## Start
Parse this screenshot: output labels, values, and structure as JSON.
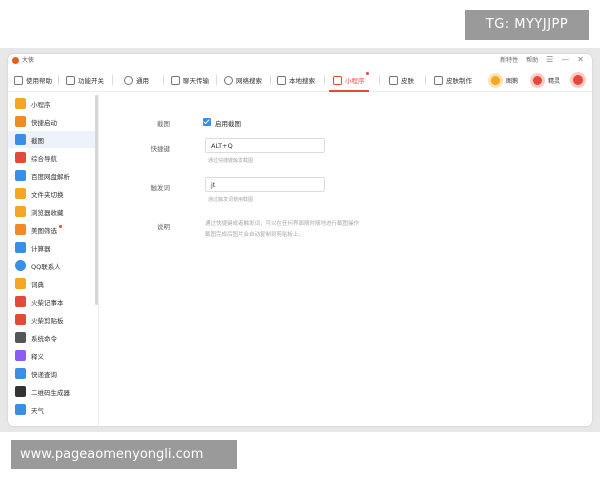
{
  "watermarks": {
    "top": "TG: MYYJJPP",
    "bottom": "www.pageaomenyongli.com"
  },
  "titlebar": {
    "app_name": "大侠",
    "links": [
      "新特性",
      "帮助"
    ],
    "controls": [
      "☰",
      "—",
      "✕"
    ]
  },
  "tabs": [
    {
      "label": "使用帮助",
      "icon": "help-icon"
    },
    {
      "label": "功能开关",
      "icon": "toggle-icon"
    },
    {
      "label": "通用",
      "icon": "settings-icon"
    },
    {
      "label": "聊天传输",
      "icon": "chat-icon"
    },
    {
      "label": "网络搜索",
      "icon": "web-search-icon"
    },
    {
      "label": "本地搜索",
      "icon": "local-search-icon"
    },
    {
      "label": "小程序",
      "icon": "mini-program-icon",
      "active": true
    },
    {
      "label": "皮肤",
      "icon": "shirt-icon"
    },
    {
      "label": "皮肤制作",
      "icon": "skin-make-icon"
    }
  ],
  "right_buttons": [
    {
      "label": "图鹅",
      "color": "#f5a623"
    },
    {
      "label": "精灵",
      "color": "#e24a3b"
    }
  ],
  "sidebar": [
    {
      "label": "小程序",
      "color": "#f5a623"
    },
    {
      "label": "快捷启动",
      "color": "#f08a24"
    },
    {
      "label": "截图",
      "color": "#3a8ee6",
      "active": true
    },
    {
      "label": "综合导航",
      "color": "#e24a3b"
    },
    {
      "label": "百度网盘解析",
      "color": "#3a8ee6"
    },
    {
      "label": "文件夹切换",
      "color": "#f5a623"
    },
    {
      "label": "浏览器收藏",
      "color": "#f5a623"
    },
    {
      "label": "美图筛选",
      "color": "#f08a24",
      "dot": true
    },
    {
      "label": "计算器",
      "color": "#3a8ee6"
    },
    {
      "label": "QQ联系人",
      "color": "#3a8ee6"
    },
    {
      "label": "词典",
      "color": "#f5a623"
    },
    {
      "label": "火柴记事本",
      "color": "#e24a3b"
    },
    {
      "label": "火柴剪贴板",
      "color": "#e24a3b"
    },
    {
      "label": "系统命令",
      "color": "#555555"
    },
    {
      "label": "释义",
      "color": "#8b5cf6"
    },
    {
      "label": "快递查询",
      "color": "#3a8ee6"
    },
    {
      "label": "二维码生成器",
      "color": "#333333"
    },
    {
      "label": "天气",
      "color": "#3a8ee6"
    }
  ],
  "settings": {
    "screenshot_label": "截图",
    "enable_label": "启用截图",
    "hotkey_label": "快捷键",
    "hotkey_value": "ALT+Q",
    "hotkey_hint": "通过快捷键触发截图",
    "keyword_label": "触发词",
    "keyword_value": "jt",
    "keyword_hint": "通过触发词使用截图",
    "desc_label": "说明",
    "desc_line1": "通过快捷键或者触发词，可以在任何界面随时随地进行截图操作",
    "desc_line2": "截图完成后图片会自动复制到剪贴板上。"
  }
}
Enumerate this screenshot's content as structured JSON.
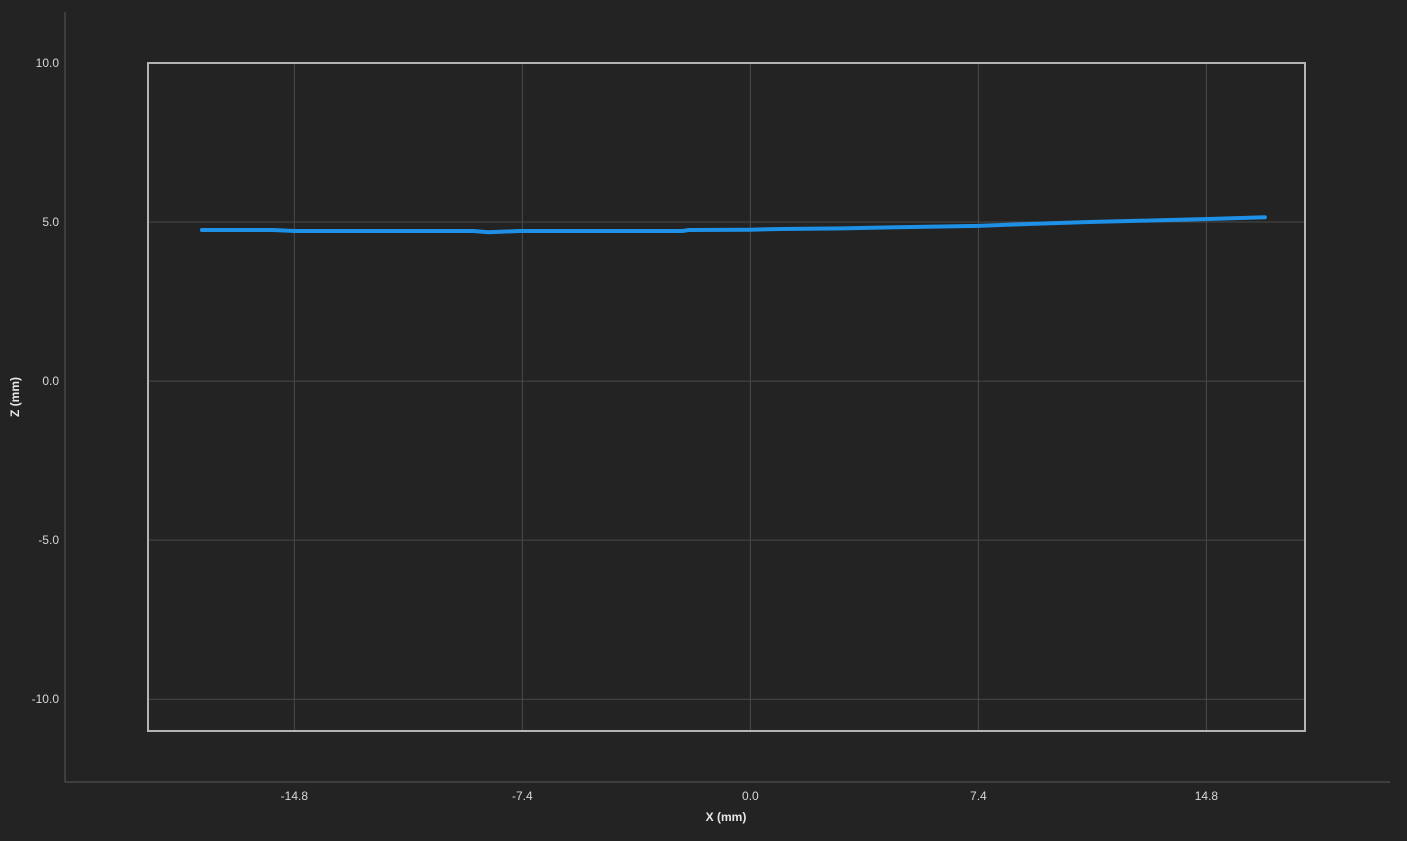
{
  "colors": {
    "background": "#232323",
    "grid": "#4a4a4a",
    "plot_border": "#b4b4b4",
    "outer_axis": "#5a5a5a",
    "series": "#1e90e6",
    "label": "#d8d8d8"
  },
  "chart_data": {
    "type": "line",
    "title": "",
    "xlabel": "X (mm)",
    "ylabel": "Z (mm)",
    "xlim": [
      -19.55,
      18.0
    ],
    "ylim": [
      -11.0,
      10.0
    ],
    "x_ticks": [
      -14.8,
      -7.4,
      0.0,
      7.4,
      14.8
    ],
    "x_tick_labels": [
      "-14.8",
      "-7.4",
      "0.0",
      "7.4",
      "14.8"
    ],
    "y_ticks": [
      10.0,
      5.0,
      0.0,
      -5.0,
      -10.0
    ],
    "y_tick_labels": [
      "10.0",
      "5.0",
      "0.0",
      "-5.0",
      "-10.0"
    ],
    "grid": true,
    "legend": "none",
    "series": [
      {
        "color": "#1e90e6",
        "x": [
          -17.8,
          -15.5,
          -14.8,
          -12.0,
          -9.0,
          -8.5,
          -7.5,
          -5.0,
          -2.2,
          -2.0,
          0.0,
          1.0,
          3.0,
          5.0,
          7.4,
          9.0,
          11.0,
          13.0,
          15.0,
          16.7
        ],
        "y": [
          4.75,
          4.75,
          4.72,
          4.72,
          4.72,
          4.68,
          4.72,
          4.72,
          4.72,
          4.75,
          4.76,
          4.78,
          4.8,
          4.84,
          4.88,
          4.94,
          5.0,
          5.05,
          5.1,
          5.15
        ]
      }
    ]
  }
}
## End
## Start
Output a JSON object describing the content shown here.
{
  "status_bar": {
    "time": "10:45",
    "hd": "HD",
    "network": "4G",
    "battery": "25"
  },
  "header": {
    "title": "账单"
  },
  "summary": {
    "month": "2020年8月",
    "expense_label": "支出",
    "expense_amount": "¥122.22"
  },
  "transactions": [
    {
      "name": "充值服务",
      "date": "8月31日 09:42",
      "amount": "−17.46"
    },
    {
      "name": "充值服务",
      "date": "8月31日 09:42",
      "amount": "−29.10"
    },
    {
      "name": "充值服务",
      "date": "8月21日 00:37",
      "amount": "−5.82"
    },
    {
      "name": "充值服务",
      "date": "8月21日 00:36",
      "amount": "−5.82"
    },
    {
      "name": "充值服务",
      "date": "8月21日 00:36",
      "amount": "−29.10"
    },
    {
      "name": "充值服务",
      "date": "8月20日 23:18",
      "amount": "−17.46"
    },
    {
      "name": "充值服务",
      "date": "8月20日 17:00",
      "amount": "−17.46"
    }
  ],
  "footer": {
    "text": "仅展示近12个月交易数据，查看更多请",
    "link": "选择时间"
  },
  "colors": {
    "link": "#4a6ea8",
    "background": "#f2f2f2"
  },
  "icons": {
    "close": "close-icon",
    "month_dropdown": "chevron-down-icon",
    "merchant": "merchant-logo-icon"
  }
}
## End
## Start
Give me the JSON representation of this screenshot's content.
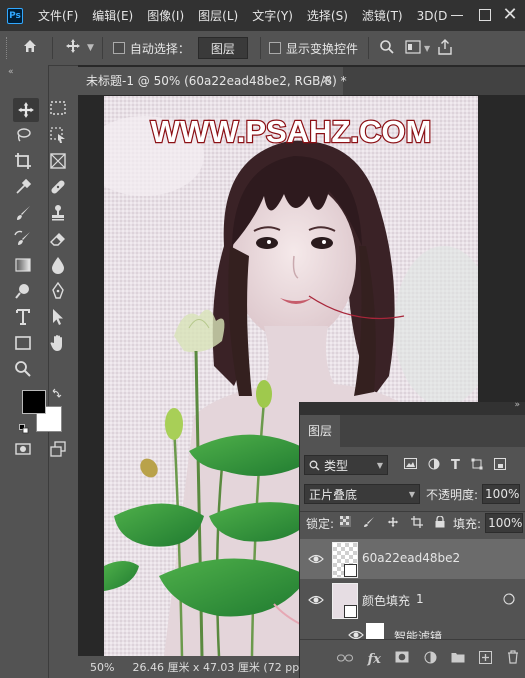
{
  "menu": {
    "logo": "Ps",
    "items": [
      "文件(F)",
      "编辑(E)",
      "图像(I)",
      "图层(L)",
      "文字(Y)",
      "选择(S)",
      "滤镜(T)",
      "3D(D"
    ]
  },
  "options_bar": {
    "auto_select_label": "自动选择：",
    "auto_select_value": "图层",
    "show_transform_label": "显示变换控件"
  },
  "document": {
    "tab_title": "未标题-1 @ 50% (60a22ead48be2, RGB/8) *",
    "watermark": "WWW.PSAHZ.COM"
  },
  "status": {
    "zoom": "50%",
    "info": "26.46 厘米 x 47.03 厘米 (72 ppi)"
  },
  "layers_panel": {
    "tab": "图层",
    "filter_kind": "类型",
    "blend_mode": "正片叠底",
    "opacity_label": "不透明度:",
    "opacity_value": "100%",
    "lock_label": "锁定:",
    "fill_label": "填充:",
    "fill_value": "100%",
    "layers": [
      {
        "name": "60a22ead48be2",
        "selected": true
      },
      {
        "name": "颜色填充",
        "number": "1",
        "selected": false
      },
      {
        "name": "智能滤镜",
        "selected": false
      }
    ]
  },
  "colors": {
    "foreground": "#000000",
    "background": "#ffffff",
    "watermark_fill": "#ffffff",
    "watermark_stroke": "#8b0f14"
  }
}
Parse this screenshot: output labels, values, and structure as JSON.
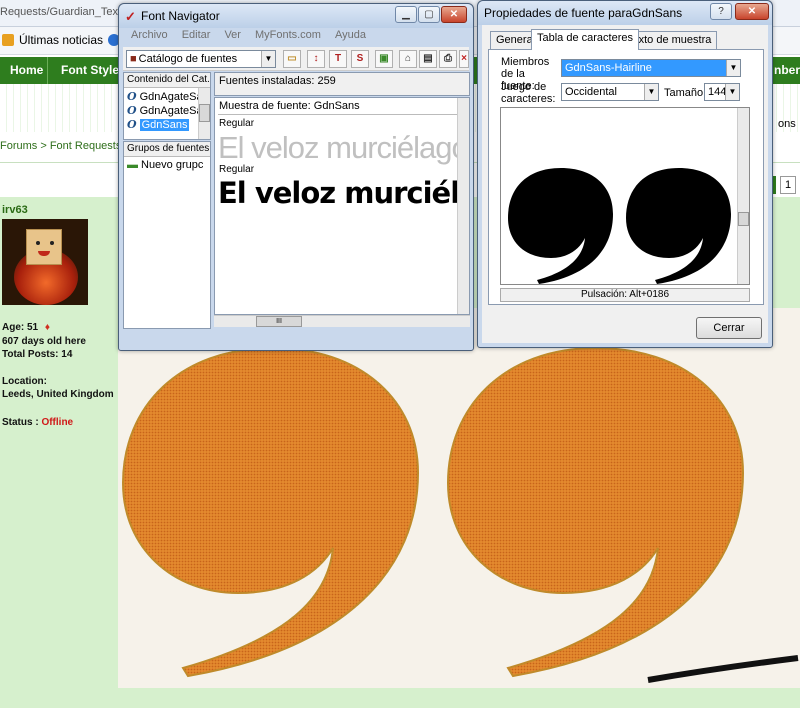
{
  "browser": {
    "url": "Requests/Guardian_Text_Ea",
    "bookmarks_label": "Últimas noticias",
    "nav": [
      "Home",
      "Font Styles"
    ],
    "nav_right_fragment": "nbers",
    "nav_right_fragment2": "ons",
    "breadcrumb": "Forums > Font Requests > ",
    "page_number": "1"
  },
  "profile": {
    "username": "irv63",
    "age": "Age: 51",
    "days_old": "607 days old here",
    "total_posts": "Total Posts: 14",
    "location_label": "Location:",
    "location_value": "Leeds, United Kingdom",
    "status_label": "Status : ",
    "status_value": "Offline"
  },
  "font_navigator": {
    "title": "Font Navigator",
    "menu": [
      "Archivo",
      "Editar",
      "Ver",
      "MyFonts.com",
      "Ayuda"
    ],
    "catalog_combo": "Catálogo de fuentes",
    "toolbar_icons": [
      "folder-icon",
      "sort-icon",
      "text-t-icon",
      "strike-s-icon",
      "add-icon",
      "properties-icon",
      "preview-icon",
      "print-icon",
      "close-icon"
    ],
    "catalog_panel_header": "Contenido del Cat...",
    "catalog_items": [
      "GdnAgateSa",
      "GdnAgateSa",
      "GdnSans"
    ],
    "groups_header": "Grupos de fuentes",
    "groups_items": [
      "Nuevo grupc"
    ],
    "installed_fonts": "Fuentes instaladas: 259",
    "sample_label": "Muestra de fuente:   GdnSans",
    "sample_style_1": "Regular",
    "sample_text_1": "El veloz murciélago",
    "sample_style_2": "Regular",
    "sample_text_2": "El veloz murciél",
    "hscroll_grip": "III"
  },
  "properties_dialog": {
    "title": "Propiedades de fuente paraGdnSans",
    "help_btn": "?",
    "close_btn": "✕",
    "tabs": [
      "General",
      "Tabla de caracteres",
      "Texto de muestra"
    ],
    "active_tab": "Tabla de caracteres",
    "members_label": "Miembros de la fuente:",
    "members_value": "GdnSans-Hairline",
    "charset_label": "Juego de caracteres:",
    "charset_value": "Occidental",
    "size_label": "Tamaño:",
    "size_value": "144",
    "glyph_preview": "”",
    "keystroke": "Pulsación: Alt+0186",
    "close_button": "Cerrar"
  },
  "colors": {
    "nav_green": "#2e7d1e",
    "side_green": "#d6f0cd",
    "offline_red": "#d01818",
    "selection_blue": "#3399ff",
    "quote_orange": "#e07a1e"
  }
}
## End
The problem:
Search the lines for the string "true" and copy every line that has it.

Worked solution:
      "active": true
      "active": true
      "dot": true
    "grid": true,
        "selected": true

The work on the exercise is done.